— BEGIN AVAILABLE RECORDS —

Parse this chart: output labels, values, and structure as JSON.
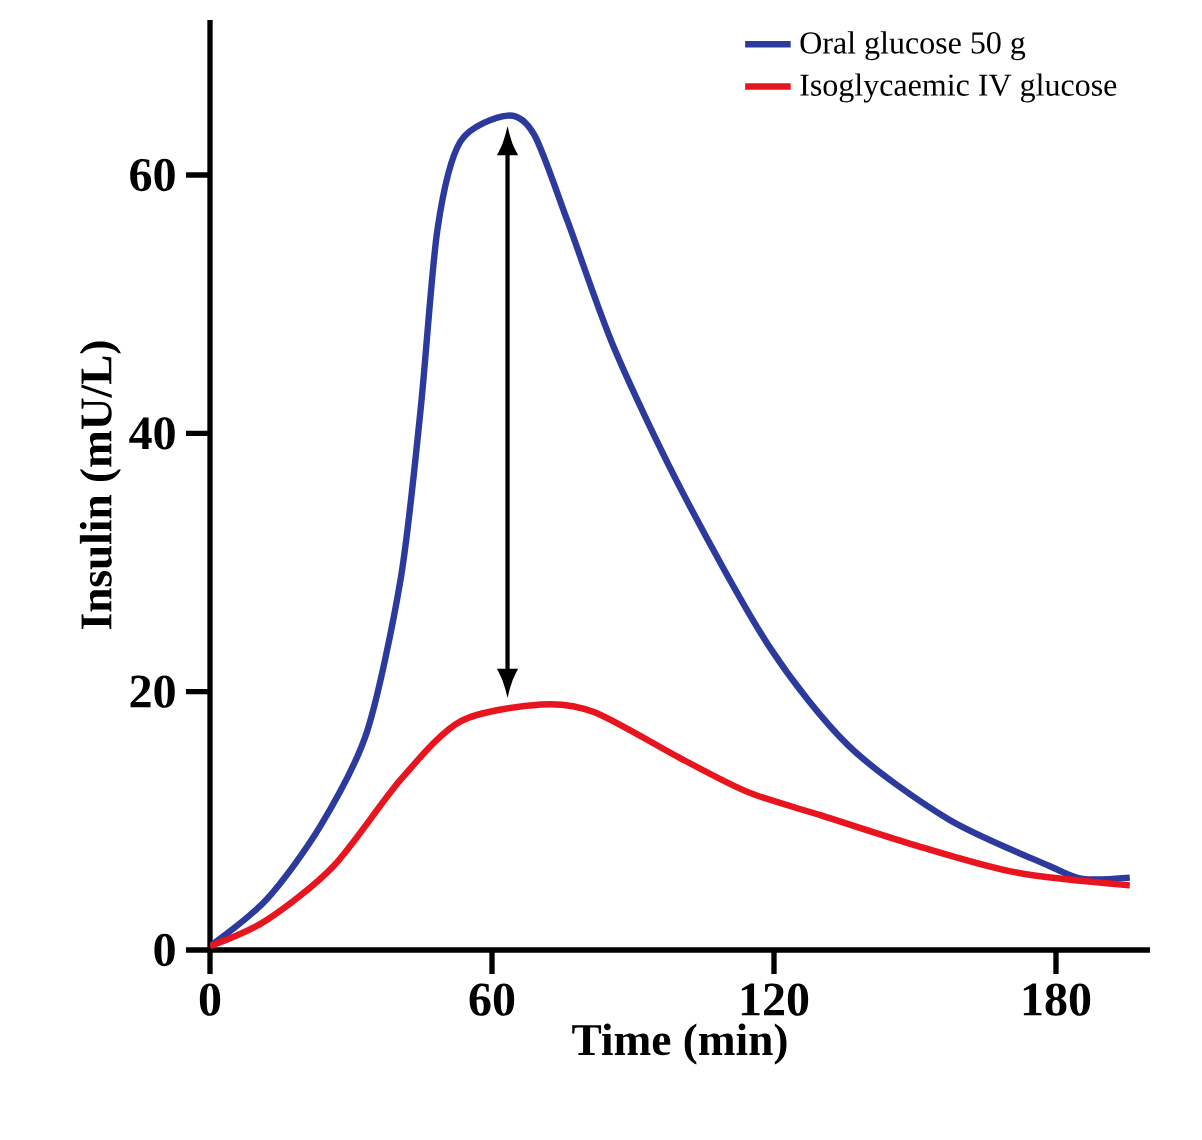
{
  "chart_data": {
    "type": "line",
    "xlabel": "Time (min)",
    "ylabel": "Insulin (mU/L)",
    "xlim": [
      0,
      200
    ],
    "xticks": [
      0,
      60,
      120,
      180
    ],
    "ylim": [
      0,
      72
    ],
    "yticks": [
      0,
      20,
      40,
      60
    ],
    "legend": "top right",
    "grid": false,
    "marker": "none",
    "line_style": "solid",
    "series": [
      {
        "name": "Oral glucose 50 g",
        "color": "#2b3a9c",
        "x": [
          0,
          12,
          23.5,
          33.4,
          40.6,
          44.8,
          48.4,
          53.3,
          63.3,
          69,
          76.1,
          86.1,
          100.3,
          118.8,
          135.9,
          157.2,
          178.6,
          185.7,
          195.7
        ],
        "values": [
          0.3,
          3.9,
          9.6,
          16.9,
          28.8,
          41.8,
          55.8,
          62.6,
          64.6,
          63.1,
          56.4,
          46.5,
          35.6,
          23.6,
          15.8,
          10.1,
          6.5,
          5.5,
          5.6
        ]
      },
      {
        "name": "Isoglycaemic IV glucose",
        "color": "#e8141e",
        "x": [
          0,
          12,
          26.3,
          40.6,
          53.3,
          70.4,
          81.8,
          100.3,
          114.6,
          130.2,
          150.1,
          171.5,
          195.7
        ],
        "values": [
          0.3,
          2.3,
          6.5,
          13.2,
          17.7,
          19,
          18.4,
          14.8,
          12.2,
          10.4,
          8.1,
          6,
          5
        ]
      }
    ]
  }
}
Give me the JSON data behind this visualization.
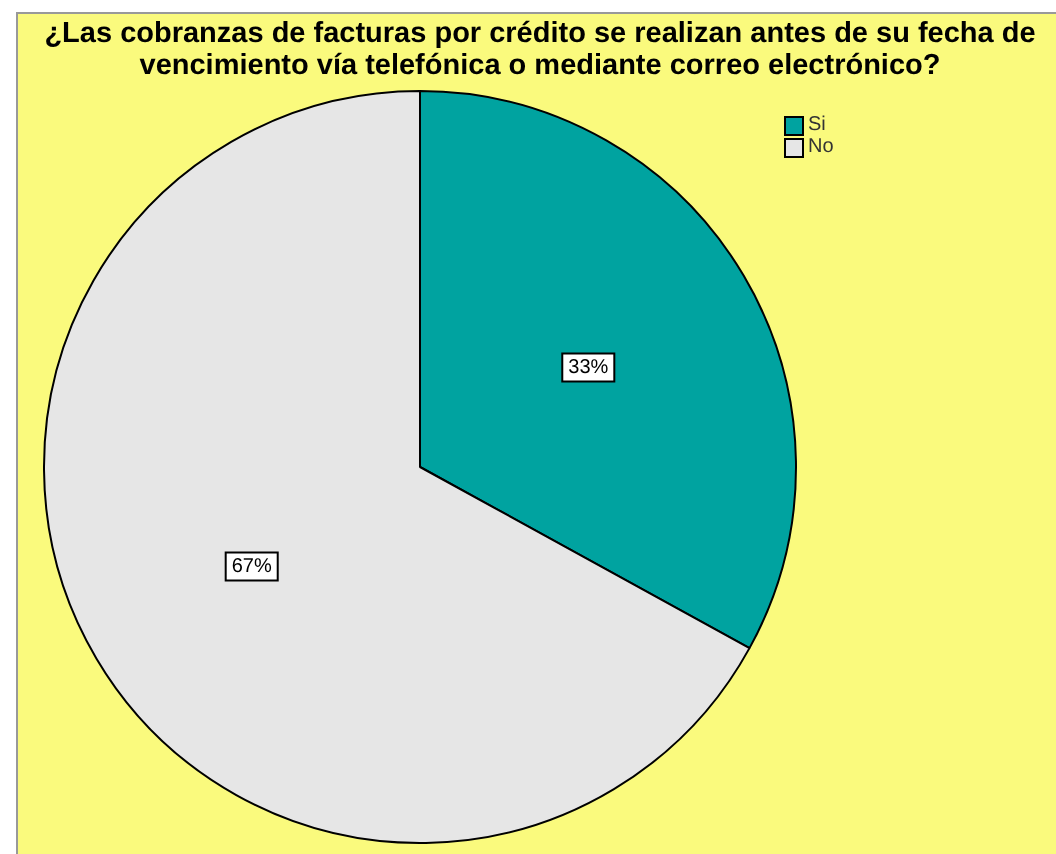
{
  "chart_data": {
    "type": "pie",
    "title": "¿Las cobranzas de facturas por crédito se realizan antes de su fecha de vencimiento vía telefónica o mediante correo electrónico?",
    "categories": [
      "Si",
      "No"
    ],
    "values": [
      33,
      67
    ],
    "colors": [
      "#00a3a0",
      "#e6e6e6"
    ],
    "value_labels": [
      "33%",
      "67%"
    ],
    "legend": "top right"
  }
}
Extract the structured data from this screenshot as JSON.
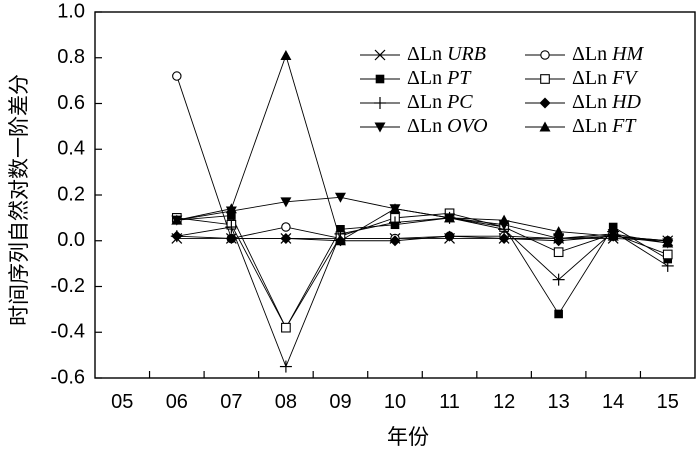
{
  "chart_data": {
    "type": "line",
    "title": "",
    "xlabel": "年份",
    "ylabel": "时间序列自然对数一阶差分",
    "categories": [
      "05",
      "06",
      "07",
      "08",
      "09",
      "10",
      "11",
      "12",
      "13",
      "14",
      "15"
    ],
    "ylim": [
      -0.6,
      1.0
    ],
    "yticks": [
      "-0.6",
      "-0.4",
      "-0.2",
      "0.0",
      "0.2",
      "0.4",
      "0.6",
      "0.8",
      "1.0"
    ],
    "grid": false,
    "legend_position": "top-right",
    "series": [
      {
        "name": "URB",
        "marker": "cross",
        "values": [
          null,
          0.01,
          0.01,
          0.01,
          0.01,
          0.01,
          0.01,
          0.01,
          0.01,
          0.01,
          0.0
        ]
      },
      {
        "name": "HM",
        "marker": "open-circle",
        "values": [
          null,
          0.72,
          0.01,
          0.06,
          0.01,
          0.01,
          0.02,
          0.02,
          0.01,
          0.02,
          0.0
        ]
      },
      {
        "name": "PT",
        "marker": "filled-square",
        "values": [
          null,
          0.09,
          0.11,
          -0.38,
          0.05,
          0.07,
          0.1,
          0.06,
          -0.32,
          0.06,
          -0.08
        ]
      },
      {
        "name": "FV",
        "marker": "open-square",
        "values": [
          null,
          0.1,
          0.07,
          -0.38,
          0.02,
          0.1,
          0.12,
          0.06,
          -0.05,
          0.03,
          -0.06
        ]
      },
      {
        "name": "PC",
        "marker": "plus",
        "values": [
          null,
          0.02,
          0.06,
          -0.55,
          0.03,
          0.08,
          0.1,
          0.05,
          -0.17,
          0.04,
          -0.11
        ]
      },
      {
        "name": "HD",
        "marker": "filled-diamond",
        "values": [
          null,
          0.02,
          0.01,
          0.01,
          0.0,
          0.0,
          0.02,
          0.01,
          0.0,
          0.02,
          0.0
        ]
      },
      {
        "name": "OVO",
        "marker": "filled-tri-down",
        "values": [
          null,
          0.09,
          0.13,
          0.17,
          0.19,
          0.14,
          0.1,
          0.07,
          0.01,
          0.03,
          -0.01
        ]
      },
      {
        "name": "FT",
        "marker": "filled-tri-up",
        "values": [
          null,
          0.09,
          0.14,
          0.81,
          0.0,
          0.14,
          0.1,
          0.09,
          0.04,
          0.02,
          -0.01
        ]
      }
    ],
    "legend": [
      {
        "prefix": "ΔLn",
        "name": "URB",
        "marker": "cross"
      },
      {
        "prefix": "ΔLn",
        "name": "HM",
        "marker": "open-circle"
      },
      {
        "prefix": "ΔLn",
        "name": "PT",
        "marker": "filled-square"
      },
      {
        "prefix": "ΔLn",
        "name": "FV",
        "marker": "open-square"
      },
      {
        "prefix": "ΔLn",
        "name": "PC",
        "marker": "plus"
      },
      {
        "prefix": "ΔLn",
        "name": "HD",
        "marker": "filled-diamond"
      },
      {
        "prefix": "ΔLn",
        "name": "OVO",
        "marker": "filled-tri-down"
      },
      {
        "prefix": "ΔLn",
        "name": "FT",
        "marker": "filled-tri-up"
      }
    ]
  }
}
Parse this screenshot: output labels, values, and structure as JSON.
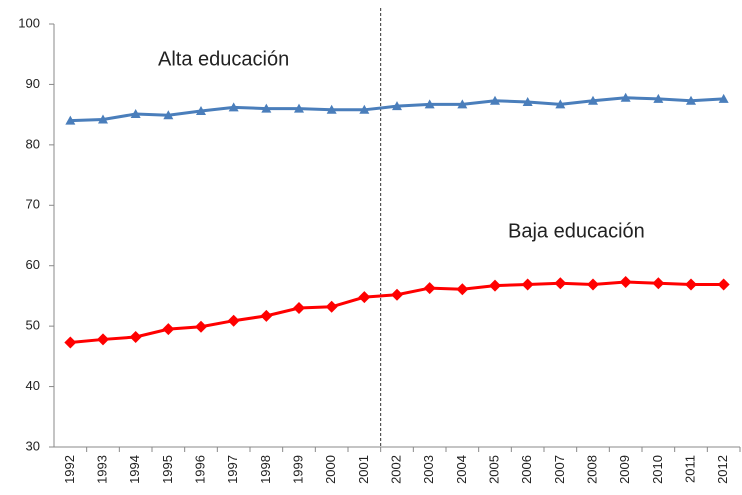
{
  "chart_data": {
    "type": "line",
    "categories": [
      "1992",
      "1993",
      "1994",
      "1995",
      "1996",
      "1997",
      "1998",
      "1999",
      "2000",
      "2001",
      "2002",
      "2003",
      "2004",
      "2005",
      "2006",
      "2007",
      "2008",
      "2009",
      "2010",
      "2011",
      "2012"
    ],
    "series": [
      {
        "name": "Alta educación",
        "color": "#4a7ebb",
        "marker": "triangle",
        "values": [
          84.0,
          84.2,
          85.1,
          84.9,
          85.6,
          86.2,
          86.0,
          86.0,
          85.8,
          85.8,
          86.4,
          86.7,
          86.7,
          87.3,
          87.1,
          86.7,
          87.3,
          87.8,
          87.6,
          87.3,
          87.6
        ]
      },
      {
        "name": "Baja educación",
        "color": "#ff0000",
        "marker": "diamond",
        "values": [
          47.3,
          47.8,
          48.2,
          49.5,
          49.9,
          50.9,
          51.7,
          53.0,
          53.2,
          54.8,
          55.2,
          56.3,
          56.1,
          56.7,
          56.9,
          57.1,
          56.9,
          57.3,
          57.1,
          56.9,
          56.9
        ]
      }
    ],
    "ylim": [
      30,
      100
    ],
    "yticks": [
      30,
      40,
      50,
      60,
      70,
      80,
      90,
      100
    ],
    "grid": false,
    "reference_line": {
      "x": "2002",
      "style": "dashed"
    }
  }
}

— END AVAILABLE RECORDS —

§ INSTRUCTIONS TO FOLLOW
Write out the entries above verbatim; the pictures do not belong in your copy.

§ CORRECT RESPONSE
Parse this chart: output labels, values, and structure as JSON.
{
  "chart_data": {
    "type": "line",
    "xlabel": "Time (min)",
    "ylabel": "Insulin (mU/L)",
    "xlim": [
      0,
      200
    ],
    "xticks": [
      0,
      60,
      120,
      180
    ],
    "ylim": [
      0,
      72
    ],
    "yticks": [
      0,
      20,
      40,
      60
    ],
    "legend": "top right",
    "grid": false,
    "marker": "none",
    "line_style": "solid",
    "series": [
      {
        "name": "Oral glucose 50 g",
        "color": "#2b3a9c",
        "x": [
          0,
          12,
          23.5,
          33.4,
          40.6,
          44.8,
          48.4,
          53.3,
          63.3,
          69,
          76.1,
          86.1,
          100.3,
          118.8,
          135.9,
          157.2,
          178.6,
          185.7,
          195.7
        ],
        "values": [
          0.3,
          3.9,
          9.6,
          16.9,
          28.8,
          41.8,
          55.8,
          62.6,
          64.6,
          63.1,
          56.4,
          46.5,
          35.6,
          23.6,
          15.8,
          10.1,
          6.5,
          5.5,
          5.6
        ]
      },
      {
        "name": "Isoglycaemic IV glucose",
        "color": "#e8141e",
        "x": [
          0,
          12,
          26.3,
          40.6,
          53.3,
          70.4,
          81.8,
          100.3,
          114.6,
          130.2,
          150.1,
          171.5,
          195.7
        ],
        "values": [
          0.3,
          2.3,
          6.5,
          13.2,
          17.7,
          19,
          18.4,
          14.8,
          12.2,
          10.4,
          8.1,
          6,
          5
        ]
      }
    ]
  }
}
Give me the JSON data behind this visualization.
{
  "chart_data": {
    "type": "pie",
    "title": "¿Las cobranzas de facturas por crédito se realizan antes de su fecha de vencimiento vía telefónica o mediante correo electrónico?",
    "categories": [
      "Si",
      "No"
    ],
    "values": [
      33,
      67
    ],
    "colors": [
      "#00a3a0",
      "#e6e6e6"
    ],
    "value_labels": [
      "33%",
      "67%"
    ],
    "legend": "top right"
  }
}
Extract the structured data from this screenshot as JSON.
{
  "chart_data": {
    "type": "line",
    "title": "",
    "xlabel": "年份",
    "ylabel": "时间序列自然对数一阶差分",
    "categories": [
      "05",
      "06",
      "07",
      "08",
      "09",
      "10",
      "11",
      "12",
      "13",
      "14",
      "15"
    ],
    "ylim": [
      -0.6,
      1.0
    ],
    "yticks": [
      "-0.6",
      "-0.4",
      "-0.2",
      "0.0",
      "0.2",
      "0.4",
      "0.6",
      "0.8",
      "1.0"
    ],
    "grid": false,
    "legend_position": "top-right",
    "series": [
      {
        "name": "URB",
        "marker": "cross",
        "values": [
          null,
          0.01,
          0.01,
          0.01,
          0.01,
          0.01,
          0.01,
          0.01,
          0.01,
          0.01,
          0.0
        ]
      },
      {
        "name": "HM",
        "marker": "open-circle",
        "values": [
          null,
          0.72,
          0.01,
          0.06,
          0.01,
          0.01,
          0.02,
          0.02,
          0.01,
          0.02,
          0.0
        ]
      },
      {
        "name": "PT",
        "marker": "filled-square",
        "values": [
          null,
          0.09,
          0.11,
          -0.38,
          0.05,
          0.07,
          0.1,
          0.06,
          -0.32,
          0.06,
          -0.08
        ]
      },
      {
        "name": "FV",
        "marker": "open-square",
        "values": [
          null,
          0.1,
          0.07,
          -0.38,
          0.02,
          0.1,
          0.12,
          0.06,
          -0.05,
          0.03,
          -0.06
        ]
      },
      {
        "name": "PC",
        "marker": "plus",
        "values": [
          null,
          0.02,
          0.06,
          -0.55,
          0.03,
          0.08,
          0.1,
          0.05,
          -0.17,
          0.04,
          -0.11
        ]
      },
      {
        "name": "HD",
        "marker": "filled-diamond",
        "values": [
          null,
          0.02,
          0.01,
          0.01,
          0.0,
          0.0,
          0.02,
          0.01,
          0.0,
          0.02,
          0.0
        ]
      },
      {
        "name": "OVO",
        "marker": "filled-tri-down",
        "values": [
          null,
          0.09,
          0.13,
          0.17,
          0.19,
          0.14,
          0.1,
          0.07,
          0.01,
          0.03,
          -0.01
        ]
      },
      {
        "name": "FT",
        "marker": "filled-tri-up",
        "values": [
          null,
          0.09,
          0.14,
          0.81,
          0.0,
          0.14,
          0.1,
          0.09,
          0.04,
          0.02,
          -0.01
        ]
      }
    ],
    "legend": [
      {
        "prefix": "ΔLn",
        "name": "URB",
        "marker": "cross"
      },
      {
        "prefix": "ΔLn",
        "name": "HM",
        "marker": "open-circle"
      },
      {
        "prefix": "ΔLn",
        "name": "PT",
        "marker": "filled-square"
      },
      {
        "prefix": "ΔLn",
        "name": "FV",
        "marker": "open-square"
      },
      {
        "prefix": "ΔLn",
        "name": "PC",
        "marker": "plus"
      },
      {
        "prefix": "ΔLn",
        "name": "HD",
        "marker": "filled-diamond"
      },
      {
        "prefix": "ΔLn",
        "name": "OVO",
        "marker": "filled-tri-down"
      },
      {
        "prefix": "ΔLn",
        "name": "FT",
        "marker": "filled-tri-up"
      }
    ]
  }
}
Parse this screenshot: output labels, values, and structure as JSON.
{
  "chart_data": {
    "type": "line",
    "categories": [
      "1992",
      "1993",
      "1994",
      "1995",
      "1996",
      "1997",
      "1998",
      "1999",
      "2000",
      "2001",
      "2002",
      "2003",
      "2004",
      "2005",
      "2006",
      "2007",
      "2008",
      "2009",
      "2010",
      "2011",
      "2012"
    ],
    "series": [
      {
        "name": "Alta educación",
        "color": "#4a7ebb",
        "marker": "triangle",
        "values": [
          84.0,
          84.2,
          85.1,
          84.9,
          85.6,
          86.2,
          86.0,
          86.0,
          85.8,
          85.8,
          86.4,
          86.7,
          86.7,
          87.3,
          87.1,
          86.7,
          87.3,
          87.8,
          87.6,
          87.3,
          87.6
        ]
      },
      {
        "name": "Baja educación",
        "color": "#ff0000",
        "marker": "diamond",
        "values": [
          47.3,
          47.8,
          48.2,
          49.5,
          49.9,
          50.9,
          51.7,
          53.0,
          53.2,
          54.8,
          55.2,
          56.3,
          56.1,
          56.7,
          56.9,
          57.1,
          56.9,
          57.3,
          57.1,
          56.9,
          56.9
        ]
      }
    ],
    "ylim": [
      30,
      100
    ],
    "yticks": [
      30,
      40,
      50,
      60,
      70,
      80,
      90,
      100
    ],
    "grid": false,
    "reference_line": {
      "x": "2002",
      "style": "dashed"
    }
  }
}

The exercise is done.